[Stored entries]
start
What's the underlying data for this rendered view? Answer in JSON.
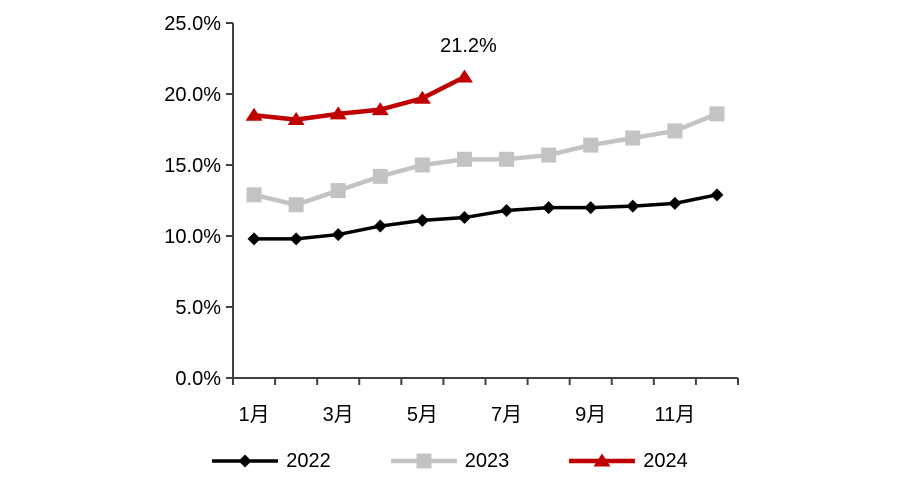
{
  "chart_data": {
    "type": "line",
    "title": "",
    "x_axis": {
      "categories": [
        "1月",
        "2月",
        "3月",
        "4月",
        "5月",
        "6月",
        "7月",
        "8月",
        "9月",
        "10月",
        "11月",
        "12月"
      ],
      "shown_tick_labels": [
        "1月",
        "3月",
        "5月",
        "7月",
        "9月",
        "11月"
      ],
      "shown_tick_months": [
        1,
        3,
        5,
        7,
        9,
        11
      ]
    },
    "y_axis": {
      "tick_labels": [
        "0.0%",
        "5.0%",
        "10.0%",
        "15.0%",
        "20.0%",
        "25.0%"
      ],
      "min": 0,
      "max": 25,
      "step": 5,
      "unit": "%"
    },
    "grid": "off",
    "legend_position": "bottom",
    "annotation": {
      "text": "21.2%",
      "series": "2024",
      "month": "6月",
      "value": 21.2
    },
    "series": [
      {
        "name": "2022",
        "color": "#000000",
        "marker": "diamond",
        "values": [
          9.8,
          9.8,
          10.1,
          10.7,
          11.1,
          11.3,
          11.8,
          12.0,
          12.0,
          12.1,
          12.3,
          12.9
        ]
      },
      {
        "name": "2023",
        "color": "#c3c3c3",
        "marker": "square",
        "values": [
          12.9,
          12.2,
          13.2,
          14.2,
          15.0,
          15.4,
          15.4,
          15.7,
          16.4,
          16.9,
          17.4,
          18.6
        ]
      },
      {
        "name": "2024",
        "color": "#c00000",
        "marker": "triangle",
        "values": [
          18.5,
          18.2,
          18.6,
          18.9,
          19.7,
          21.2
        ]
      }
    ],
    "axis_color": "#404040"
  }
}
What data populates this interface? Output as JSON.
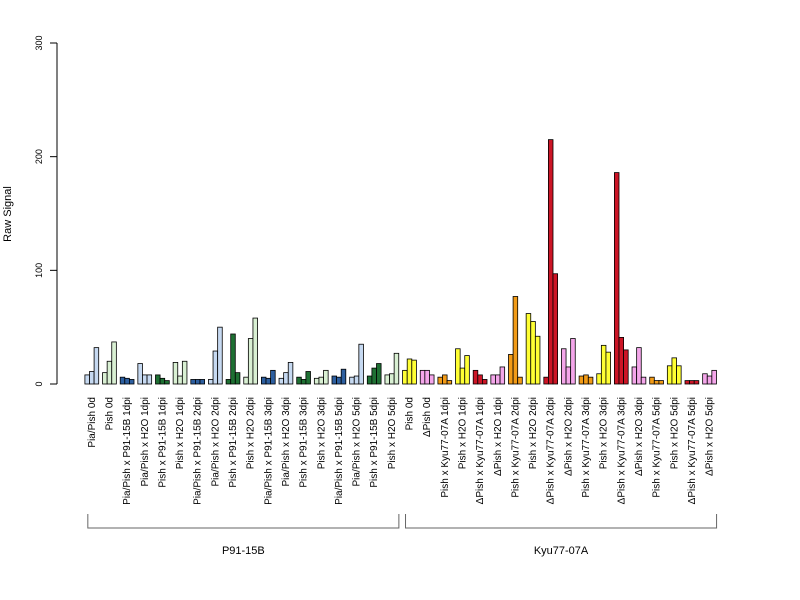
{
  "chart_data": {
    "type": "bar",
    "title": "",
    "xlabel": "",
    "ylabel": "Raw Signal",
    "ylim": [
      0,
      300
    ],
    "yticks": [
      0,
      100,
      200,
      300
    ],
    "groups": [
      {
        "label": "Pia/Pish 0d",
        "color": "#c6d9f1",
        "values": [
          8,
          11,
          32
        ]
      },
      {
        "label": "Pish 0d",
        "color": "#d9f0d3",
        "values": [
          10,
          20,
          37
        ]
      },
      {
        "label": "Pia/Pish x P91-15B 1dpi",
        "color": "#2d5fa0",
        "values": [
          6,
          5,
          4
        ]
      },
      {
        "label": "Pia/Pish x H2O 1dpi",
        "color": "#c6d9f1",
        "values": [
          18,
          8,
          8
        ]
      },
      {
        "label": "Pish x P91-15B 1dpi",
        "color": "#1e7033",
        "values": [
          8,
          5,
          3
        ]
      },
      {
        "label": "Pish x H2O 1dpi",
        "color": "#d9f0d3",
        "values": [
          19,
          7,
          20
        ]
      },
      {
        "label": "Pia/Pish x P91-15B 2dpi",
        "color": "#2d5fa0",
        "values": [
          4,
          4,
          4
        ]
      },
      {
        "label": "Pia/Pish x H2O 2dpi",
        "color": "#c6d9f1",
        "values": [
          4,
          29,
          50
        ]
      },
      {
        "label": "Pish x P91-15B 2dpi",
        "color": "#1e7033",
        "values": [
          4,
          44,
          10
        ]
      },
      {
        "label": "Pish x H2O 2dpi",
        "color": "#d9f0d3",
        "values": [
          6,
          40,
          58
        ]
      },
      {
        "label": "Pia/Pish x P91-15B 3dpi",
        "color": "#2d5fa0",
        "values": [
          6,
          5,
          12
        ]
      },
      {
        "label": "Pia/Pish x H2O 3dpi",
        "color": "#c6d9f1",
        "values": [
          5,
          10,
          19
        ]
      },
      {
        "label": "Pish x P91-15B 3dpi",
        "color": "#1e7033",
        "values": [
          6,
          4,
          11
        ]
      },
      {
        "label": "Pish x H2O 3dpi",
        "color": "#d9f0d3",
        "values": [
          5,
          6,
          12
        ]
      },
      {
        "label": "Pia/Pish x P91-15B 5dpi",
        "color": "#2d5fa0",
        "values": [
          7,
          6,
          13
        ]
      },
      {
        "label": "Pia/Pish x H2O 5dpi",
        "color": "#c6d9f1",
        "values": [
          6,
          7,
          35
        ]
      },
      {
        "label": "Pish x P91-15B 5dpi",
        "color": "#1e7033",
        "values": [
          7,
          14,
          18
        ]
      },
      {
        "label": "Pish x H2O 5dpi",
        "color": "#d9f0d3",
        "values": [
          8,
          9,
          27
        ]
      },
      {
        "label": "Pish 0d",
        "color": "#ffff33",
        "values": [
          12,
          22,
          21
        ]
      },
      {
        "label": "ΔPish 0d",
        "color": "#f4a6ea",
        "values": [
          12,
          12,
          8
        ]
      },
      {
        "label": "Pish x Kyu77-07A 1dpi",
        "color": "#f29b17",
        "values": [
          6,
          8,
          3
        ]
      },
      {
        "label": "Pish x H2O 1dpi",
        "color": "#ffff33",
        "values": [
          31,
          14,
          25
        ]
      },
      {
        "label": "ΔPish x Kyu77-07A 1dpi",
        "color": "#cc1526",
        "values": [
          12,
          8,
          4
        ]
      },
      {
        "label": "ΔPish x H2O 1dpi",
        "color": "#f4a6ea",
        "values": [
          8,
          8,
          15
        ]
      },
      {
        "label": "Pish x Kyu77-07A 2dpi",
        "color": "#f29b17",
        "values": [
          26,
          77,
          6
        ]
      },
      {
        "label": "Pish x H2O 2dpi",
        "color": "#ffff33",
        "values": [
          62,
          55,
          42
        ]
      },
      {
        "label": "ΔPish x Kyu77-07A 2dpi",
        "color": "#cc1526",
        "values": [
          6,
          215,
          97
        ]
      },
      {
        "label": "ΔPish x H2O 2dpi",
        "color": "#f4a6ea",
        "values": [
          31,
          15,
          40
        ]
      },
      {
        "label": "Pish x Kyu77-07A 3dpi",
        "color": "#f29b17",
        "values": [
          7,
          8,
          6
        ]
      },
      {
        "label": "Pish x H2O 3dpi",
        "color": "#ffff33",
        "values": [
          9,
          34,
          28
        ]
      },
      {
        "label": "ΔPish x Kyu77-07A 3dpi",
        "color": "#cc1526",
        "values": [
          186,
          41,
          30
        ]
      },
      {
        "label": "ΔPish x H2O 3dpi",
        "color": "#f4a6ea",
        "values": [
          15,
          32,
          6
        ]
      },
      {
        "label": "Pish x Kyu77-07A 5dpi",
        "color": "#f29b17",
        "values": [
          6,
          3,
          3
        ]
      },
      {
        "label": "Pish x H2O 5dpi",
        "color": "#ffff33",
        "values": [
          16,
          23,
          16
        ]
      },
      {
        "label": "ΔPish x Kyu77-07A 5dpi",
        "color": "#cc1526",
        "values": [
          3,
          3,
          3
        ]
      },
      {
        "label": "ΔPish x H2O 5dpi",
        "color": "#f4a6ea",
        "values": [
          9,
          7,
          12
        ]
      }
    ],
    "brackets": [
      {
        "label": "P91-15B",
        "from_group": 0,
        "to_group": 17
      },
      {
        "label": "Kyu77-07A",
        "from_group": 18,
        "to_group": 35
      }
    ]
  }
}
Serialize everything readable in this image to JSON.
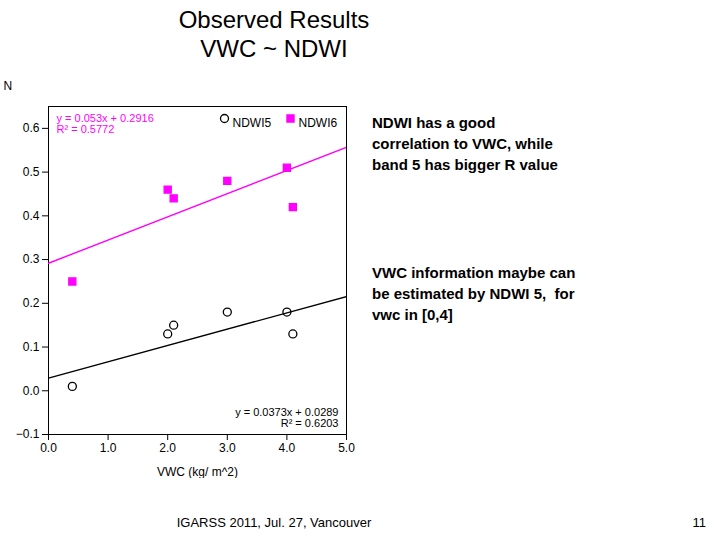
end
Goal: Copy all the lines of data exactly as they appear, dropping any images.

Output:
What's the underlying data for this rendered view? Answer in JSON.
{
  "chart_data": {
    "type": "line",
    "title": "",
    "x_axis": {
      "categories": [
        "1月",
        "2月",
        "3月",
        "4月",
        "5月",
        "6月",
        "7月",
        "8月",
        "9月",
        "10月",
        "11月",
        "12月"
      ],
      "shown_tick_labels": [
        "1月",
        "3月",
        "5月",
        "7月",
        "9月",
        "11月"
      ],
      "shown_tick_months": [
        1,
        3,
        5,
        7,
        9,
        11
      ]
    },
    "y_axis": {
      "tick_labels": [
        "0.0%",
        "5.0%",
        "10.0%",
        "15.0%",
        "20.0%",
        "25.0%"
      ],
      "min": 0,
      "max": 25,
      "step": 5,
      "unit": "%"
    },
    "grid": "off",
    "legend_position": "bottom",
    "annotation": {
      "text": "21.2%",
      "series": "2024",
      "month": "6月",
      "value": 21.2
    },
    "series": [
      {
        "name": "2022",
        "color": "#000000",
        "marker": "diamond",
        "values": [
          9.8,
          9.8,
          10.1,
          10.7,
          11.1,
          11.3,
          11.8,
          12.0,
          12.0,
          12.1,
          12.3,
          12.9
        ]
      },
      {
        "name": "2023",
        "color": "#c3c3c3",
        "marker": "square",
        "values": [
          12.9,
          12.2,
          13.2,
          14.2,
          15.0,
          15.4,
          15.4,
          15.7,
          16.4,
          16.9,
          17.4,
          18.6
        ]
      },
      {
        "name": "2024",
        "color": "#c00000",
        "marker": "triangle",
        "values": [
          18.5,
          18.2,
          18.6,
          18.9,
          19.7,
          21.2
        ]
      }
    ],
    "axis_color": "#404040"
  }
}
What data populates this interface? Output as JSON.
{
  "chart_data": {
    "type": "bar",
    "title": "",
    "xlabel": "",
    "ylabel": "Raw Signal",
    "ylim": [
      0,
      300
    ],
    "yticks": [
      0,
      100,
      200,
      300
    ],
    "groups": [
      {
        "label": "Pia/Pish 0d",
        "color": "#c6d9f1",
        "values": [
          8,
          11,
          32
        ]
      },
      {
        "label": "Pish 0d",
        "color": "#d9f0d3",
        "values": [
          10,
          20,
          37
        ]
      },
      {
        "label": "Pia/Pish x P91-15B 1dpi",
        "color": "#2d5fa0",
        "values": [
          6,
          5,
          4
        ]
      },
      {
        "label": "Pia/Pish x H2O 1dpi",
        "color": "#c6d9f1",
        "values": [
          18,
          8,
          8
        ]
      },
      {
        "label": "Pish x P91-15B 1dpi",
        "color": "#1e7033",
        "values": [
          8,
          5,
          3
        ]
      },
      {
        "label": "Pish x H2O 1dpi",
        "color": "#d9f0d3",
        "values": [
          19,
          7,
          20
        ]
      },
      {
        "label": "Pia/Pish x P91-15B 2dpi",
        "color": "#2d5fa0",
        "values": [
          4,
          4,
          4
        ]
      },
      {
        "label": "Pia/Pish x H2O 2dpi",
        "color": "#c6d9f1",
        "values": [
          4,
          29,
          50
        ]
      },
      {
        "label": "Pish x P91-15B 2dpi",
        "color": "#1e7033",
        "values": [
          4,
          44,
          10
        ]
      },
      {
        "label": "Pish x H2O 2dpi",
        "color": "#d9f0d3",
        "values": [
          6,
          40,
          58
        ]
      },
      {
        "label": "Pia/Pish x P91-15B 3dpi",
        "color": "#2d5fa0",
        "values": [
          6,
          5,
          12
        ]
      },
      {
        "label": "Pia/Pish x H2O 3dpi",
        "color": "#c6d9f1",
        "values": [
          5,
          10,
          19
        ]
      },
      {
        "label": "Pish x P91-15B 3dpi",
        "color": "#1e7033",
        "values": [
          6,
          4,
          11
        ]
      },
      {
        "label": "Pish x H2O 3dpi",
        "color": "#d9f0d3",
        "values": [
          5,
          6,
          12
        ]
      },
      {
        "label": "Pia/Pish x P91-15B 5dpi",
        "color": "#2d5fa0",
        "values": [
          7,
          6,
          13
        ]
      },
      {
        "label": "Pia/Pish x H2O 5dpi",
        "color": "#c6d9f1",
        "values": [
          6,
          7,
          35
        ]
      },
      {
        "label": "Pish x P91-15B 5dpi",
        "color": "#1e7033",
        "values": [
          7,
          14,
          18
        ]
      },
      {
        "label": "Pish x H2O 5dpi",
        "color": "#d9f0d3",
        "values": [
          8,
          9,
          27
        ]
      },
      {
        "label": "Pish 0d",
        "color": "#ffff33",
        "values": [
          12,
          22,
          21
        ]
      },
      {
        "label": "ΔPish 0d",
        "color": "#f4a6ea",
        "values": [
          12,
          12,
          8
        ]
      },
      {
        "label": "Pish x Kyu77-07A 1dpi",
        "color": "#f29b17",
        "values": [
          6,
          8,
          3
        ]
      },
      {
        "label": "Pish x H2O 1dpi",
        "color": "#ffff33",
        "values": [
          31,
          14,
          25
        ]
      },
      {
        "label": "ΔPish x Kyu77-07A 1dpi",
        "color": "#cc1526",
        "values": [
          12,
          8,
          4
        ]
      },
      {
        "label": "ΔPish x H2O 1dpi",
        "color": "#f4a6ea",
        "values": [
          8,
          8,
          15
        ]
      },
      {
        "label": "Pish x Kyu77-07A 2dpi",
        "color": "#f29b17",
        "values": [
          26,
          77,
          6
        ]
      },
      {
        "label": "Pish x H2O 2dpi",
        "color": "#ffff33",
        "values": [
          62,
          55,
          42
        ]
      },
      {
        "label": "ΔPish x Kyu77-07A 2dpi",
        "color": "#cc1526",
        "values": [
          6,
          215,
          97
        ]
      },
      {
        "label": "ΔPish x H2O 2dpi",
        "color": "#f4a6ea",
        "values": [
          31,
          15,
          40
        ]
      },
      {
        "label": "Pish x Kyu77-07A 3dpi",
        "color": "#f29b17",
        "values": [
          7,
          8,
          6
        ]
      },
      {
        "label": "Pish x H2O 3dpi",
        "color": "#ffff33",
        "values": [
          9,
          34,
          28
        ]
      },
      {
        "label": "ΔPish x Kyu77-07A 3dpi",
        "color": "#cc1526",
        "values": [
          186,
          41,
          30
        ]
      },
      {
        "label": "ΔPish x H2O 3dpi",
        "color": "#f4a6ea",
        "values": [
          15,
          32,
          6
        ]
      },
      {
        "label": "Pish x Kyu77-07A 5dpi",
        "color": "#f29b17",
        "values": [
          6,
          3,
          3
        ]
      },
      {
        "label": "Pish x H2O 5dpi",
        "color": "#ffff33",
        "values": [
          16,
          23,
          16
        ]
      },
      {
        "label": "ΔPish x Kyu77-07A 5dpi",
        "color": "#cc1526",
        "values": [
          3,
          3,
          3
        ]
      },
      {
        "label": "ΔPish x H2O 5dpi",
        "color": "#f4a6ea",
        "values": [
          9,
          7,
          12
        ]
      }
    ],
    "brackets": [
      {
        "label": "P91-15B",
        "from_group": 0,
        "to_group": 17
      },
      {
        "label": "Kyu77-07A",
        "from_group": 18,
        "to_group": 35
      }
    ]
  }
}
Serialize everything readable in this image to JSON.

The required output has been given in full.